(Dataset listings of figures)

###

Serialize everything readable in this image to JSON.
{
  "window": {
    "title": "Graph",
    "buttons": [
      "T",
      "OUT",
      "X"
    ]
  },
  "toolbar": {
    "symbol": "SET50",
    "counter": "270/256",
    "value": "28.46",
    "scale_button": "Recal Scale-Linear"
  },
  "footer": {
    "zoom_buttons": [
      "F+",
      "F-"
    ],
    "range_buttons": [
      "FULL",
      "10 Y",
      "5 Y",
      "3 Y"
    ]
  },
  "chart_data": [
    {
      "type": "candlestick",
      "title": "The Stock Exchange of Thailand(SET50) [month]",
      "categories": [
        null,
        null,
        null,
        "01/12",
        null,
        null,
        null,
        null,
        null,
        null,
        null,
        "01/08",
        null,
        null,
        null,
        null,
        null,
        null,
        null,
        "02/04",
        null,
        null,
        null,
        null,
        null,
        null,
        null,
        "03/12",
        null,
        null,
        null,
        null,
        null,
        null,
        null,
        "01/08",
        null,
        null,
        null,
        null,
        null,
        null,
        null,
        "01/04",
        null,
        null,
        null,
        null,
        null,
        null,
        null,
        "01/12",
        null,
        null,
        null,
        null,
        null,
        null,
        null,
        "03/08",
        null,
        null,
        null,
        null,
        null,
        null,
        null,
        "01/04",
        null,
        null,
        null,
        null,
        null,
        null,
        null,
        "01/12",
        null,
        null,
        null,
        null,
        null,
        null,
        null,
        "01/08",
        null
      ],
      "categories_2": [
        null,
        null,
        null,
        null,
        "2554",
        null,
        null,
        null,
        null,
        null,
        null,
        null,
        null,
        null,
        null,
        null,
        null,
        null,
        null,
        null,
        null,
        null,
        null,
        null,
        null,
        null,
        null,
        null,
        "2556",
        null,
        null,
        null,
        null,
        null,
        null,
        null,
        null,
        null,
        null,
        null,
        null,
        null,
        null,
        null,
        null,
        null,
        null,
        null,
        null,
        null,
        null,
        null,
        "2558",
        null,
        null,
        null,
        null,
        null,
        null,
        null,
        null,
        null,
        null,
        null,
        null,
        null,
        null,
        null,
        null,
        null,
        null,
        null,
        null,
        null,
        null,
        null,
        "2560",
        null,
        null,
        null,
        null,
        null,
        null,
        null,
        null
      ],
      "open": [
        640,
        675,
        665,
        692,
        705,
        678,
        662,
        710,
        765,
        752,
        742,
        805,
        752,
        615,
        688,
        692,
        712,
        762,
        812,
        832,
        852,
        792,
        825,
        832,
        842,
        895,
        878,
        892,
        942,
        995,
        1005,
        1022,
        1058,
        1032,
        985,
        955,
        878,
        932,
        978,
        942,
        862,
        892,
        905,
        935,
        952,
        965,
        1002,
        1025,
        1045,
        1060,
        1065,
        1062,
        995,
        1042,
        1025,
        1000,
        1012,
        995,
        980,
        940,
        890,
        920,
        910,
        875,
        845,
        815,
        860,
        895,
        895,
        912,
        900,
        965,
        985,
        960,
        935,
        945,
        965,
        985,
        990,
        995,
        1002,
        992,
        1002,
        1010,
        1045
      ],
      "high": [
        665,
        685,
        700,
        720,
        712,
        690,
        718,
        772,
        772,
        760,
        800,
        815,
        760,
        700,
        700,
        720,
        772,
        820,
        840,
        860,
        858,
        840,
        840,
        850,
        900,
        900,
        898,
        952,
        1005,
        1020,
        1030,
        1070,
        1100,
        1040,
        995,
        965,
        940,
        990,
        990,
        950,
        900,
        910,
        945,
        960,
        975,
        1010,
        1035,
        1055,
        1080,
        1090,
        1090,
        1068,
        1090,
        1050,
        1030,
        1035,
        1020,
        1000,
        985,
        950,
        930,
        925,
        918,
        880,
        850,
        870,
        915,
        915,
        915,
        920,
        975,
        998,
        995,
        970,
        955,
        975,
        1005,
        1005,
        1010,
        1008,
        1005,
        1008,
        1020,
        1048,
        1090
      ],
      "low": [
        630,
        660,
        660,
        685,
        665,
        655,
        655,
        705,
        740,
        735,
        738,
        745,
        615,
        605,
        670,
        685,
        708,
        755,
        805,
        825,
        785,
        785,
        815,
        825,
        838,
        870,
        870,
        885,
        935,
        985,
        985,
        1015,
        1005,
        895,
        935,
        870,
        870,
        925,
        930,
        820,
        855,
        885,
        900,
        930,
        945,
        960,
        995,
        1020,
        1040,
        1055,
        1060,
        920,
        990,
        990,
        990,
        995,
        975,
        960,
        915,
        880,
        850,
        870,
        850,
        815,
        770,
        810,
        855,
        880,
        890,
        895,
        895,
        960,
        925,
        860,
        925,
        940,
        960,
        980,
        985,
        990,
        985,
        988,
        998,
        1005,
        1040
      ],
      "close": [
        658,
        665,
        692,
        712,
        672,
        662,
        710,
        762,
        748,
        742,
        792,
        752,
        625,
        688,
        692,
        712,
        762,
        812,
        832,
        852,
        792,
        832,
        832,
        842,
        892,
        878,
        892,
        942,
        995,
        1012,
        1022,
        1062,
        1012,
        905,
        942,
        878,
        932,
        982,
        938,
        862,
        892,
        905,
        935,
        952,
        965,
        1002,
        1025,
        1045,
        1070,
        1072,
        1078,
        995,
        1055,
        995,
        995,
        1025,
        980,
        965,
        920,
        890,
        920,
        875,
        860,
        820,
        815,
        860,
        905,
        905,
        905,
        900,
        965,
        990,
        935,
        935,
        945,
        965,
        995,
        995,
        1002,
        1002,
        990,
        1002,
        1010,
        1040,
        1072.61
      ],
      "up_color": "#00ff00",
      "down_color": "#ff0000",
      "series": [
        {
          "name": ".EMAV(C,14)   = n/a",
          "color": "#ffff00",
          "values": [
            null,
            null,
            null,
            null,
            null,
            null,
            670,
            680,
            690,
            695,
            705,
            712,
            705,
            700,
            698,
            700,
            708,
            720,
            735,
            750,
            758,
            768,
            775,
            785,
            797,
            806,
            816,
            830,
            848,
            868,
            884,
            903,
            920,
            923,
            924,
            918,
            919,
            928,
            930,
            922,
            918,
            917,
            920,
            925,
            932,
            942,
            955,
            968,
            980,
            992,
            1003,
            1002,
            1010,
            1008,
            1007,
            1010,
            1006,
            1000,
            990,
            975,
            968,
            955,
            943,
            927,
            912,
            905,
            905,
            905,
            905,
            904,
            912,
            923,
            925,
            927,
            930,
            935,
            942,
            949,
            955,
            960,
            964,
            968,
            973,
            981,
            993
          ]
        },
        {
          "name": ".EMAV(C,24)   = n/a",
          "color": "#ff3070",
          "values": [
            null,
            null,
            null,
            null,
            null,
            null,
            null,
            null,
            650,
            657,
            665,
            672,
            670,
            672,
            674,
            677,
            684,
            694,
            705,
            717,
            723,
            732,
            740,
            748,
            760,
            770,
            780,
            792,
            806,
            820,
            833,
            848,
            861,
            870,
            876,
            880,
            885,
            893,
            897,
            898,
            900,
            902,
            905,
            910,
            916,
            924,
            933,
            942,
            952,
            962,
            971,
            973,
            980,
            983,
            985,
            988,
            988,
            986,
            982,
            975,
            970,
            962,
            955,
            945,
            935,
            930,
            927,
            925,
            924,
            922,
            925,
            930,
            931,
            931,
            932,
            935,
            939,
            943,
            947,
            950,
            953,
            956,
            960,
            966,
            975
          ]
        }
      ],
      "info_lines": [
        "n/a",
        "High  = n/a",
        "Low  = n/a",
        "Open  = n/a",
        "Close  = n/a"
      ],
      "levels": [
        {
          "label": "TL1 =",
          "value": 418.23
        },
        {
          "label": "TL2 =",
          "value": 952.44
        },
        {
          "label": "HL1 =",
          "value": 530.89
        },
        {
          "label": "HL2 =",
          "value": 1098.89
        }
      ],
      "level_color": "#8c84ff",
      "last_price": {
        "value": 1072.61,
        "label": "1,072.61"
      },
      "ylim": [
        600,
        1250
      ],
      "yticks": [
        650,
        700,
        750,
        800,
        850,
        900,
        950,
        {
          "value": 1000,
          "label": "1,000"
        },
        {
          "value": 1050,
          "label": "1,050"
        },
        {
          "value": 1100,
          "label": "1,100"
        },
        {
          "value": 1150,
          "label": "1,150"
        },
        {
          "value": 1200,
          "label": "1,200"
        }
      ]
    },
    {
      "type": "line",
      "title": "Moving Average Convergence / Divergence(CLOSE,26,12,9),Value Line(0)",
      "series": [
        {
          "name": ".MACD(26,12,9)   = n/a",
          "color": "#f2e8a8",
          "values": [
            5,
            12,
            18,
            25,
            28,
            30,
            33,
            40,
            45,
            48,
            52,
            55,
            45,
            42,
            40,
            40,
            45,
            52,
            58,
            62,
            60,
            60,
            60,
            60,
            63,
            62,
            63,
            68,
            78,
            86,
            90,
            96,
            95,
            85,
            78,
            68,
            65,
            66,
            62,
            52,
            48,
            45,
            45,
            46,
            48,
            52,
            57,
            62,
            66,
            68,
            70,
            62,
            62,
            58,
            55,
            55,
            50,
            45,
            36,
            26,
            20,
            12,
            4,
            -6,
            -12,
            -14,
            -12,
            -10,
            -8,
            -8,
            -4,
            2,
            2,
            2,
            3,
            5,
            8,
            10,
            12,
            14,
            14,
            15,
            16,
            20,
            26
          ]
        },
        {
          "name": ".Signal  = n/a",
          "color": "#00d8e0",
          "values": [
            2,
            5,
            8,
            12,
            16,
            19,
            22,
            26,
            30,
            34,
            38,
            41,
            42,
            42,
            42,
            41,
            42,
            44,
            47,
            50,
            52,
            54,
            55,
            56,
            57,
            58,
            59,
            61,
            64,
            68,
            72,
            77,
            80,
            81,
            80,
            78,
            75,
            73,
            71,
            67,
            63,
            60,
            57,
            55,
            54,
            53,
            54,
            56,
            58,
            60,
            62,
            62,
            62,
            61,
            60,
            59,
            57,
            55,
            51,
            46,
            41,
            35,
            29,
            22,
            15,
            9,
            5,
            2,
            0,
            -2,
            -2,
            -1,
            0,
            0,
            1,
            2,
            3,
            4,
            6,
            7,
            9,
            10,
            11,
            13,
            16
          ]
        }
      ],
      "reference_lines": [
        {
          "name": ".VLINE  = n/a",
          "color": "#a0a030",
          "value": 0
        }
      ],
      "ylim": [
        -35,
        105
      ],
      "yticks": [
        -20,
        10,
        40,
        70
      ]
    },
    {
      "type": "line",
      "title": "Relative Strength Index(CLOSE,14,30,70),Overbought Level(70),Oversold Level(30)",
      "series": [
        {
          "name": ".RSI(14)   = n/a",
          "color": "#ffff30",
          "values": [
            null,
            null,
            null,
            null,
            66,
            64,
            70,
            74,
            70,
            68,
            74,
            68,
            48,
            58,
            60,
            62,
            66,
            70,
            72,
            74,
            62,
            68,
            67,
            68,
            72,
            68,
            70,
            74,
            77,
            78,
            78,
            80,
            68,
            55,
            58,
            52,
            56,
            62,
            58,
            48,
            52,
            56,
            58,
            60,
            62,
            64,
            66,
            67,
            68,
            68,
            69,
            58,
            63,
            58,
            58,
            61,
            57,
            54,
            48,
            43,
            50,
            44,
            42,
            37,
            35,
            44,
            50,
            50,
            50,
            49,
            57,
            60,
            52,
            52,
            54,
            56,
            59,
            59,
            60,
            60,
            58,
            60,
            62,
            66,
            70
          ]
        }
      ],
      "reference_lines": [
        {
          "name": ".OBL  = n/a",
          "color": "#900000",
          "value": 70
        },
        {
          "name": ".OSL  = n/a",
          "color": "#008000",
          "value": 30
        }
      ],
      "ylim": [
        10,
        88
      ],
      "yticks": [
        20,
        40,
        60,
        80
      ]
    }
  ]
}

###

Copy each line from the records above that includes the string "name".

- [OUTPUT OF THE EXERCISE]
          "name": ".EMAV(C,14)   = n/a",
          "name": ".EMAV(C,24)   = n/a",
          "name": ".MACD(26,12,9)   = n/a",
          "name": ".Signal  = n/a",
          "name": ".VLINE  = n/a",
          "name": ".RSI(14)   = n/a",
          "name": ".OBL  = n/a",
          "name": ".OSL  = n/a",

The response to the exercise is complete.